- _SUPPLIED RECORDS_
------------
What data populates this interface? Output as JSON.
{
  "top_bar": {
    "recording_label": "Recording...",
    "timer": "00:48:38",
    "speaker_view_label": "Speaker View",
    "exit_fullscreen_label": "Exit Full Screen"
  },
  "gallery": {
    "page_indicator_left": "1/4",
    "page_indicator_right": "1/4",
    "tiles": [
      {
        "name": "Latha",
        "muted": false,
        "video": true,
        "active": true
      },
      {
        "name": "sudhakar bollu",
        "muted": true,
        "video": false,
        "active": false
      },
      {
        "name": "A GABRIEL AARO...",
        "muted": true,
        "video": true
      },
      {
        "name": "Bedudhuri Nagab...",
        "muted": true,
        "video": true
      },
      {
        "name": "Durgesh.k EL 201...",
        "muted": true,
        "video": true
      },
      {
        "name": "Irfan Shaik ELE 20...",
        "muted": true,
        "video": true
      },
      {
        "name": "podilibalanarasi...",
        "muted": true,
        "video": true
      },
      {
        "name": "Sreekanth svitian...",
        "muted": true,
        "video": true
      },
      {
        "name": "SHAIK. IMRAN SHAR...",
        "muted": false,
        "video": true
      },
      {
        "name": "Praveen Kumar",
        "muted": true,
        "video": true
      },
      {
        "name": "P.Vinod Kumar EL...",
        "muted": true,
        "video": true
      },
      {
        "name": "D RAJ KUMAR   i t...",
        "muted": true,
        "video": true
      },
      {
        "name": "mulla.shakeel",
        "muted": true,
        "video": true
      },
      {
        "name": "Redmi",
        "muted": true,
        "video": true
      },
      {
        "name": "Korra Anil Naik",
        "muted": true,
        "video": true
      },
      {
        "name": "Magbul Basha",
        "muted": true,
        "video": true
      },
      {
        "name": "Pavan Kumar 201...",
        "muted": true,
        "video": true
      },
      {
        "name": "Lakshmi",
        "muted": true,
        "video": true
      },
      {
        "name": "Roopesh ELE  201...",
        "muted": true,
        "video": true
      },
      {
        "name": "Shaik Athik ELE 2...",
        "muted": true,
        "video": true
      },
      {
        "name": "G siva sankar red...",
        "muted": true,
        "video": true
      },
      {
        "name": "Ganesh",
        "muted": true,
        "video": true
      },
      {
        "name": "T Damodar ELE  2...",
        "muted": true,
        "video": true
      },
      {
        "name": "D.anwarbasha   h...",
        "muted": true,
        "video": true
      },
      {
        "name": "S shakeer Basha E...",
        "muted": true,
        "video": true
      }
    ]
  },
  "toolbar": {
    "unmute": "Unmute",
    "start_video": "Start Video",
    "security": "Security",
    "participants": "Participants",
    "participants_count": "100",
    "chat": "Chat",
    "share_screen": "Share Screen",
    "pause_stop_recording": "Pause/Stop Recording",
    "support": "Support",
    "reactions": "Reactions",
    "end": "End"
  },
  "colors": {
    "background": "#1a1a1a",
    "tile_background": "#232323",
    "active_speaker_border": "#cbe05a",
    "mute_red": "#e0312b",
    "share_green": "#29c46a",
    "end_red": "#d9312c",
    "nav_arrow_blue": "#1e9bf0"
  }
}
------------
Tell how many lines in the material above include the word "Recording", giving the number only.

- _TASK ANSWER_
2